* _Problem statement_:
List every line in this data where the string "availability" occurs.

════════════════════

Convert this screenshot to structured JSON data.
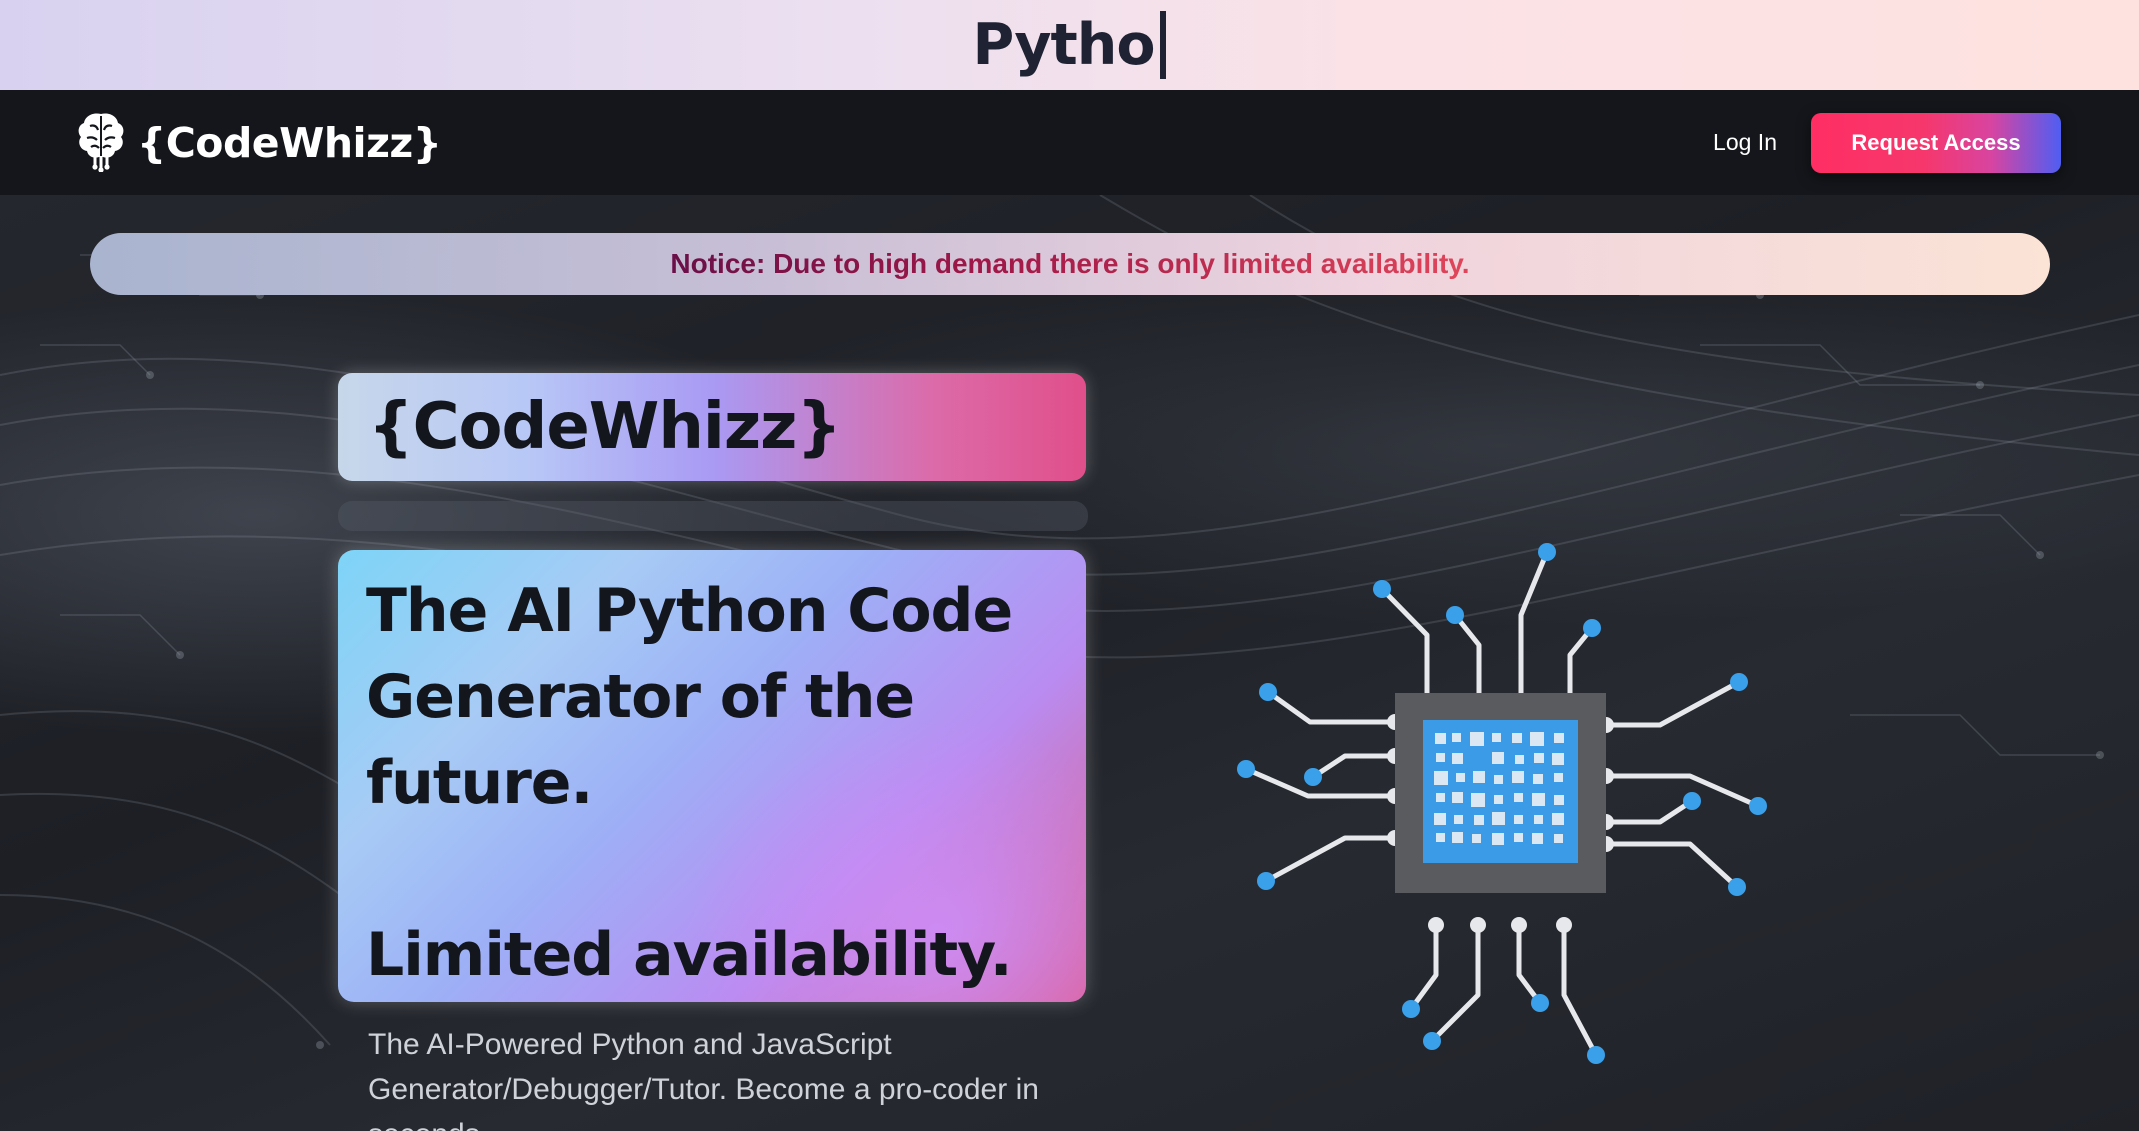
{
  "banner": {
    "typed_text": "Pytho"
  },
  "nav": {
    "brand": "{CodeWhizz}",
    "brand_icon": "brain-circuit-icon",
    "login_label": "Log In",
    "cta_label": "Request Access"
  },
  "notice": {
    "text": "Notice: Due to high demand there is only limited availability."
  },
  "hero": {
    "brand_card": "{CodeWhizz}",
    "headline_line1": "The AI Python Code",
    "headline_line2": "Generator of the",
    "headline_line3": "future.",
    "headline_line4": "Limited availability.",
    "description": "The AI-Powered Python and JavaScript Generator/Debugger/Tutor. Become a pro-coder in seconds.",
    "illustration_icon": "cpu-chip-icon"
  },
  "colors": {
    "nav_bg": "#14161b",
    "accent_pink": "#ff2e63",
    "accent_blue": "#4f5ef2",
    "chip_blue": "#3b9be6"
  }
}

════════════════════

* _Answer to the problem_:
    "text": "Notice: Due to high demand there is only limited availability."
    "headline_line4": "Limited availability.",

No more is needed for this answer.